--- TO DO ---
Everything from the line with "Decode this image" to the end of the data should be restated word for word, and nothing before it.

--- Dataset rows ---
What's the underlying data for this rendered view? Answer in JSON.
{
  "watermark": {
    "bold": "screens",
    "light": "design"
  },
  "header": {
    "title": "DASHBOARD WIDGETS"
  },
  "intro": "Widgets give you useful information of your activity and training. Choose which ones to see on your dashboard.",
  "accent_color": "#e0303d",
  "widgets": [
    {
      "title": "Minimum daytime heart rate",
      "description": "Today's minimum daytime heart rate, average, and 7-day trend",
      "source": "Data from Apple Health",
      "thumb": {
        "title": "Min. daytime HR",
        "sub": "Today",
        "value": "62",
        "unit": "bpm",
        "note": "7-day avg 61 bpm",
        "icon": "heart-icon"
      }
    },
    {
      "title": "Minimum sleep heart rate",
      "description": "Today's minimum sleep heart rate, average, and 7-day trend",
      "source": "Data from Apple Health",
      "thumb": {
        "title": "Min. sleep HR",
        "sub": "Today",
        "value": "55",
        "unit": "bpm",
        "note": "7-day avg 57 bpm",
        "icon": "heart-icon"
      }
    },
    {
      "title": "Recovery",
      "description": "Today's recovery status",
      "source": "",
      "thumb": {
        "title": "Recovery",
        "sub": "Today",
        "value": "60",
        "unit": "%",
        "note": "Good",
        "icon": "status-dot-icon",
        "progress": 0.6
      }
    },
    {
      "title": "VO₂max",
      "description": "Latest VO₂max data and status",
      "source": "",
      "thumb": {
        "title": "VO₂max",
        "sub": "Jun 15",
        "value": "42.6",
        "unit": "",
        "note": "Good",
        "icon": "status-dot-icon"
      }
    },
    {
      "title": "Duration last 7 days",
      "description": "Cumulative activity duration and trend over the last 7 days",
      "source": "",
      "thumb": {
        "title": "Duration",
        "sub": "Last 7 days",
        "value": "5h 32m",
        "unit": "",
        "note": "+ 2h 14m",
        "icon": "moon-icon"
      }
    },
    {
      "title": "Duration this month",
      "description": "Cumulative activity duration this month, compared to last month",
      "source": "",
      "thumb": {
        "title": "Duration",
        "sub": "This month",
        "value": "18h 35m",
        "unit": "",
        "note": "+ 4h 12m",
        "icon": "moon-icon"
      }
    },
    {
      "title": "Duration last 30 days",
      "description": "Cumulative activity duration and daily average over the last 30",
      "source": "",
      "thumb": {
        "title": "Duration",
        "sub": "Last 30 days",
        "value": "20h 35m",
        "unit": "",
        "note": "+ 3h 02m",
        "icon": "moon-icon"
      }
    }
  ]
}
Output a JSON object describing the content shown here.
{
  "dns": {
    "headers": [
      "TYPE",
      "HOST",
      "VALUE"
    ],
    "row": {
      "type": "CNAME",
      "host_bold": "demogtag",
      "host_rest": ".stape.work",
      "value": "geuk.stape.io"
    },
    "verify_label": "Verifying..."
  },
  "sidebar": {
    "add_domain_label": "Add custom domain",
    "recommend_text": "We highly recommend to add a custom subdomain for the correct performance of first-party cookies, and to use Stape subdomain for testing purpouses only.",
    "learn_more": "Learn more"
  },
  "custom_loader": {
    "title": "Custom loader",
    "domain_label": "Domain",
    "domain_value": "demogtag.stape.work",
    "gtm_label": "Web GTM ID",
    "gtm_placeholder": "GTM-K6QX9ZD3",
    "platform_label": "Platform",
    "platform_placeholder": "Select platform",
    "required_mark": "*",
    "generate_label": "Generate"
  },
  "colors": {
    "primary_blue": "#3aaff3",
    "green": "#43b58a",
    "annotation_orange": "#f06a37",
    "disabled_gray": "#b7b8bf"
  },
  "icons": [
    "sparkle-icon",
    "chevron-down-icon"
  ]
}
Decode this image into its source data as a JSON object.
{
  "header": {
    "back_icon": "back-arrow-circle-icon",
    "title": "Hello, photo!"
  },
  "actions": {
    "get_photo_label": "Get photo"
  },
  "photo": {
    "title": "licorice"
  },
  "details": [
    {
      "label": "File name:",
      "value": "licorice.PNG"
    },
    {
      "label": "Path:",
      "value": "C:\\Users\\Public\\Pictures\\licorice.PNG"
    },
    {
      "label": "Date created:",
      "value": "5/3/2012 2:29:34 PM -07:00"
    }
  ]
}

--- RESPONSE ---
Decode this image into its source data as a JSON object.
{
  "header": {
    "back_icon": "back-arrow-circle-icon",
    "title": "Hello, photo!"
  },
  "actions": {
    "get_photo_label": "Get photo"
  },
  "photo": {
    "title": "licorice"
  },
  "details": [
    {
      "label": "File name:",
      "value": "licorice.PNG"
    },
    {
      "label": "Path:",
      "value": "C:\\Users\\Public\\Pictures\\licorice.PNG"
    },
    {
      "label": "Date created:",
      "value": "5/3/2012 2:29:34 PM -07:00"
    }
  ]
}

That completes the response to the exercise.